* Aim *
Read the entries below and pull out each line with the string "novels".

* Excerpted data *
>> START

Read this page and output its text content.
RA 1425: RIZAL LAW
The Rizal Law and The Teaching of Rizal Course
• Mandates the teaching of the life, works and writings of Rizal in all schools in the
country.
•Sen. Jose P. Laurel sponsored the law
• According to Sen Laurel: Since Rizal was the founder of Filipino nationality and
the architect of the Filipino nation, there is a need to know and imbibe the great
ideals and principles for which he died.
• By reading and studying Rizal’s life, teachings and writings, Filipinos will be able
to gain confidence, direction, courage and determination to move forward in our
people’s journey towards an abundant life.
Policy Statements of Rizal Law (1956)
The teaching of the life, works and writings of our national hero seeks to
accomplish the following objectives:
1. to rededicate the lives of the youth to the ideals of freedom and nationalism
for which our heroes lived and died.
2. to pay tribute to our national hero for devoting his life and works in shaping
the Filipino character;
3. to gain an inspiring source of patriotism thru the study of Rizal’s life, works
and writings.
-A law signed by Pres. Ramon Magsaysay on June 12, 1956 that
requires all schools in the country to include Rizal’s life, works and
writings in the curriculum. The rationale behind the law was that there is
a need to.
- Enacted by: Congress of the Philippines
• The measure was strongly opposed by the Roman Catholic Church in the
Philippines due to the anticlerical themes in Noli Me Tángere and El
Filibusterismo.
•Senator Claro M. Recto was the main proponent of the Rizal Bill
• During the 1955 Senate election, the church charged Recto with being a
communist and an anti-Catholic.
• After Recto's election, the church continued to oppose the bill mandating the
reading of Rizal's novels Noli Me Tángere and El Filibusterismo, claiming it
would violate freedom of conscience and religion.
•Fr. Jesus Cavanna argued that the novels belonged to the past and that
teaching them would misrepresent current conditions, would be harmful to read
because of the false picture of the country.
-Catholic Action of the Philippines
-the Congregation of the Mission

>> END
>> START

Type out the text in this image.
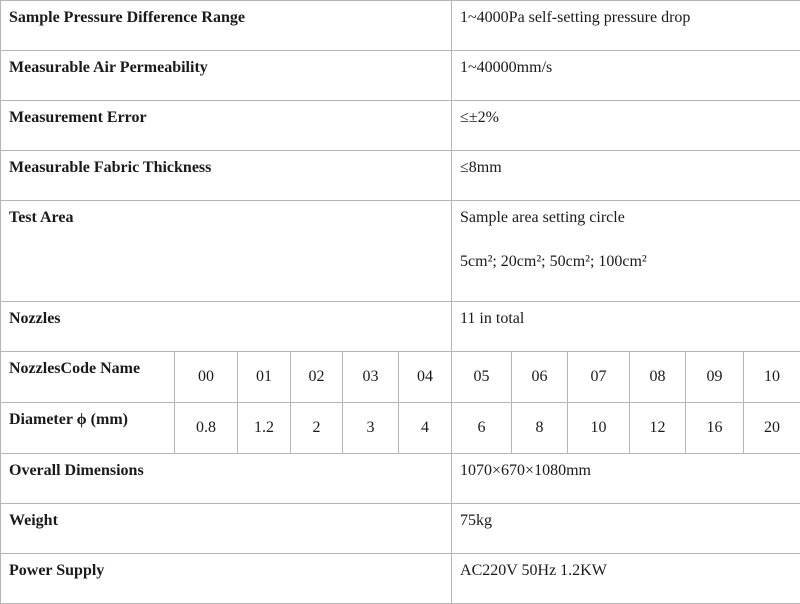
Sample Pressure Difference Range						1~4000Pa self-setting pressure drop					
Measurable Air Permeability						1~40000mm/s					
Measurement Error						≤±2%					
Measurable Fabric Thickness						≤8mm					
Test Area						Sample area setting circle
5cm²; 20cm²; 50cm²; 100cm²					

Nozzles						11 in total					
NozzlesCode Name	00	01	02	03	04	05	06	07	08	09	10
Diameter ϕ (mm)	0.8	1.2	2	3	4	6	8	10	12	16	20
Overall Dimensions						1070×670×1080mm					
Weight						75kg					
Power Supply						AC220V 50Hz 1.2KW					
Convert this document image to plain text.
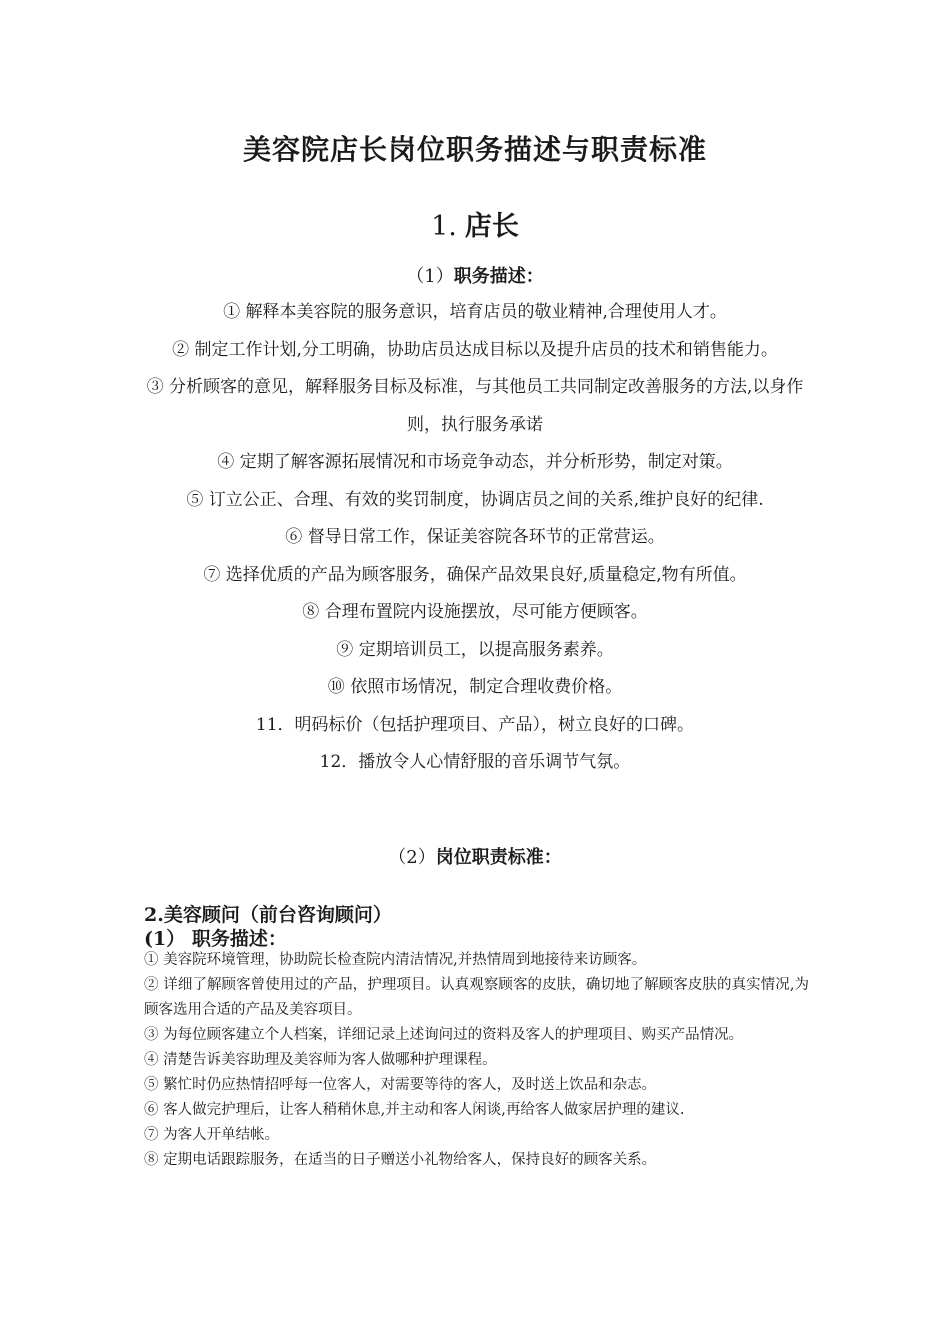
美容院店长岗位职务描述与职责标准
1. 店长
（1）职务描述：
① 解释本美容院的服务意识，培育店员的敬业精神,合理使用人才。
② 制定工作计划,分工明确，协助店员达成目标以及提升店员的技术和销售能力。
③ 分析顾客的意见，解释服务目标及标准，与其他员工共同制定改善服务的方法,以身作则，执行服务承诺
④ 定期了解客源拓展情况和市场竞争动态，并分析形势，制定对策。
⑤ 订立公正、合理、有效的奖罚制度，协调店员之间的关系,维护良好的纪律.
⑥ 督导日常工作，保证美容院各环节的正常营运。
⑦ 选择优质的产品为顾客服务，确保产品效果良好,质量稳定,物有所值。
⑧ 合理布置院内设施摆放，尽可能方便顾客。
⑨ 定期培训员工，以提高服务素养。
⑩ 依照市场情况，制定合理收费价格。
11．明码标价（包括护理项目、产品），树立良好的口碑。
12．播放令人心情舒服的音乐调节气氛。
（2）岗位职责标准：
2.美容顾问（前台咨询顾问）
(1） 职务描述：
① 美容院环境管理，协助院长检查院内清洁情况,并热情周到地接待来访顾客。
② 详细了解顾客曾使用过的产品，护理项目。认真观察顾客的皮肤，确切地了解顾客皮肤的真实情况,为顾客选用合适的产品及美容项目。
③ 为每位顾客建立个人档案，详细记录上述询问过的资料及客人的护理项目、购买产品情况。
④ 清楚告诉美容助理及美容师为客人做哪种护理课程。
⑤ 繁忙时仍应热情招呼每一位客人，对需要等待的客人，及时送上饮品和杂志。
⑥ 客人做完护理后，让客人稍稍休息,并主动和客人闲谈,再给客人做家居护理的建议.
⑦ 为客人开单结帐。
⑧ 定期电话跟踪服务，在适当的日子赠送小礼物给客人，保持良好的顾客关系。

>> END
>> START

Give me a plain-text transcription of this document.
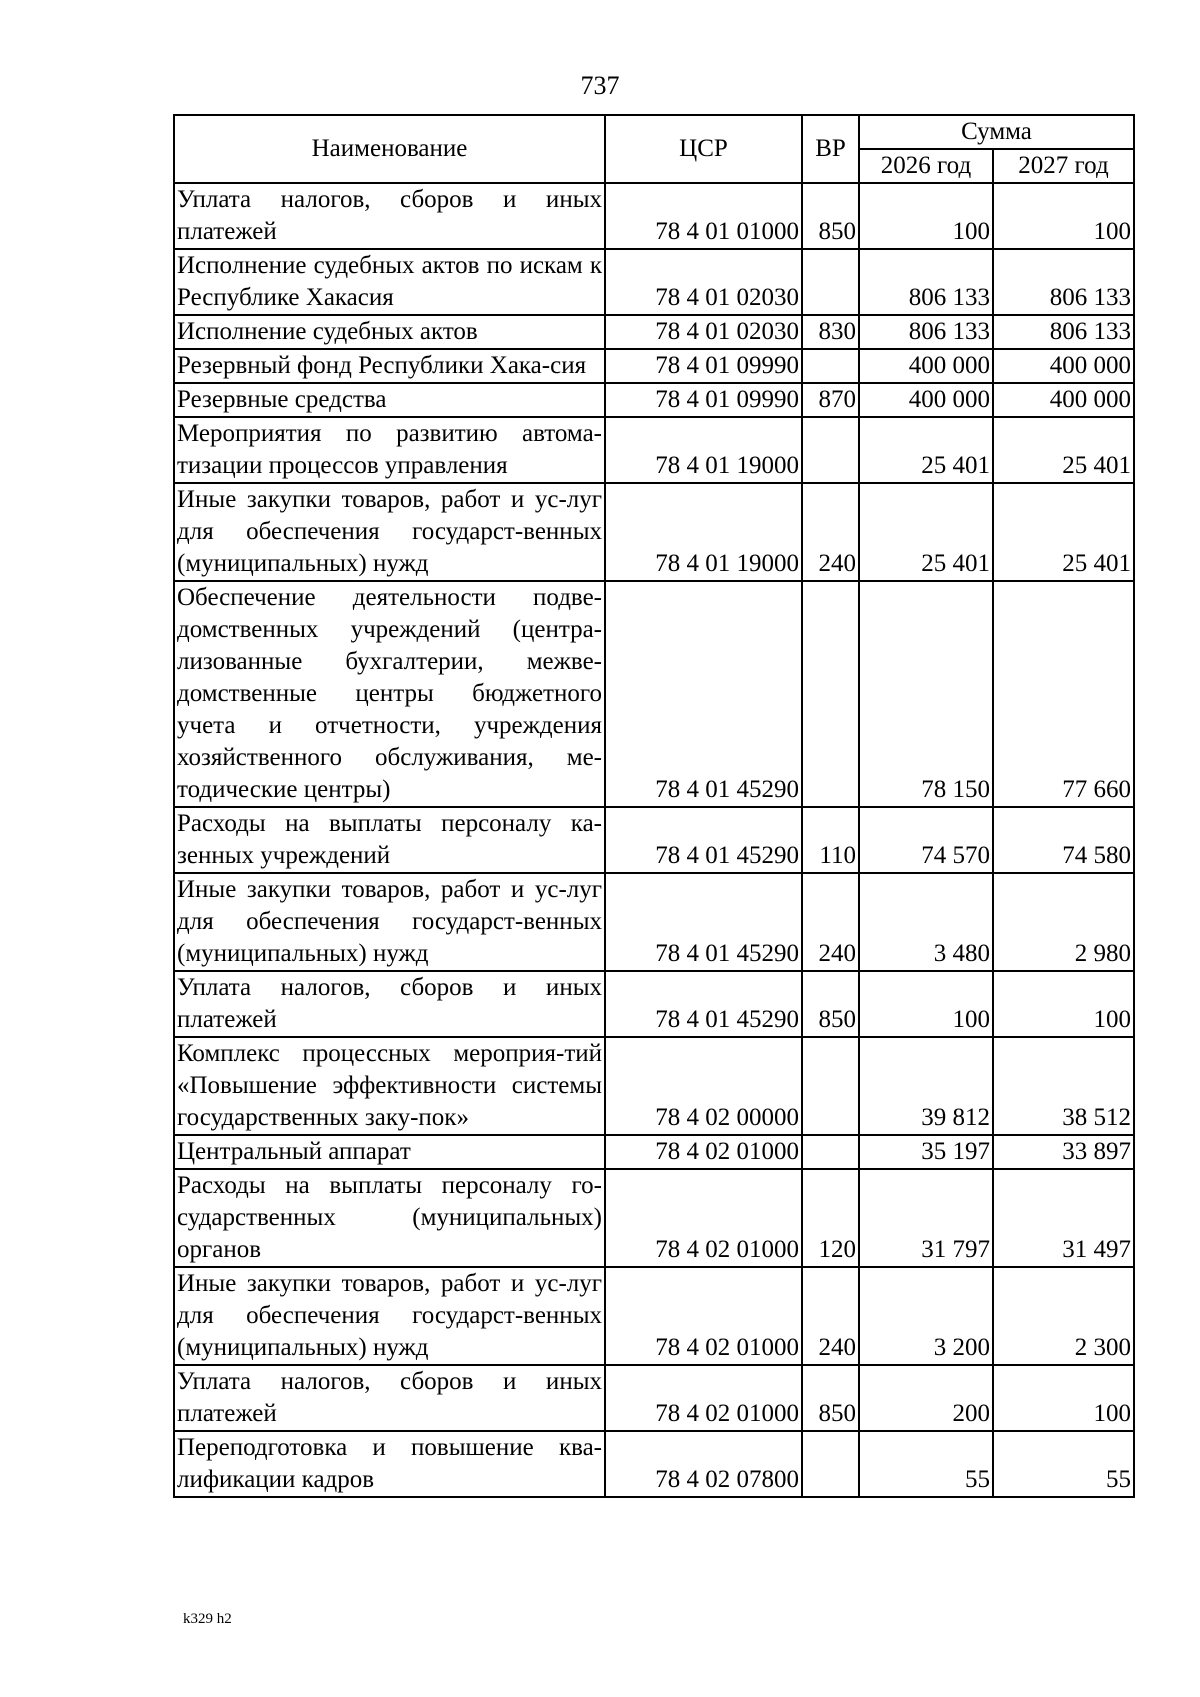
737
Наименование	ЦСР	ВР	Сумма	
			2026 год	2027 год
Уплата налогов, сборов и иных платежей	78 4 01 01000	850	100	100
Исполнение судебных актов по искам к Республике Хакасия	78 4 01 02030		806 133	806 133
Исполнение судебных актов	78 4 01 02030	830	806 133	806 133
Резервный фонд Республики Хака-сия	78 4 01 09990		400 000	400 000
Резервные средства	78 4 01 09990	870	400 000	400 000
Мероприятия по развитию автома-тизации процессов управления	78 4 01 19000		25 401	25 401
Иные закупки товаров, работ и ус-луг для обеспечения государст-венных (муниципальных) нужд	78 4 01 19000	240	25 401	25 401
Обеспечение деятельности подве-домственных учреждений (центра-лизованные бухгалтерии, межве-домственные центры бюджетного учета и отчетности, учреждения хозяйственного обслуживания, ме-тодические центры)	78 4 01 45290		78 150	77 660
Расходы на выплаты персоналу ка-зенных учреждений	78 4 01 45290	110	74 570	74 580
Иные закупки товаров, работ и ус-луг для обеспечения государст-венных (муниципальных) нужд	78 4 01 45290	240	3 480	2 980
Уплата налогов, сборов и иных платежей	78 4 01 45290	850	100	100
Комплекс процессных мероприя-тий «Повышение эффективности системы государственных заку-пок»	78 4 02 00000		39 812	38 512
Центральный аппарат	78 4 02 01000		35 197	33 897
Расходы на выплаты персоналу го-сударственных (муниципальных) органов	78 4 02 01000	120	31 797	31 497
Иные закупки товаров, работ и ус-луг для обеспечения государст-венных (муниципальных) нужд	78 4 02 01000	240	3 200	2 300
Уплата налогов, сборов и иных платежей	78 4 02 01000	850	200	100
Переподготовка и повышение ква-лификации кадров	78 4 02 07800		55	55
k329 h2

>> END

* Completed exercise *
reading of Rizal's novels Noli Me Tángere and El Filibusterismo, claiming it
•Fr. Jesus Cavanna argued that the novels belonged to the past and that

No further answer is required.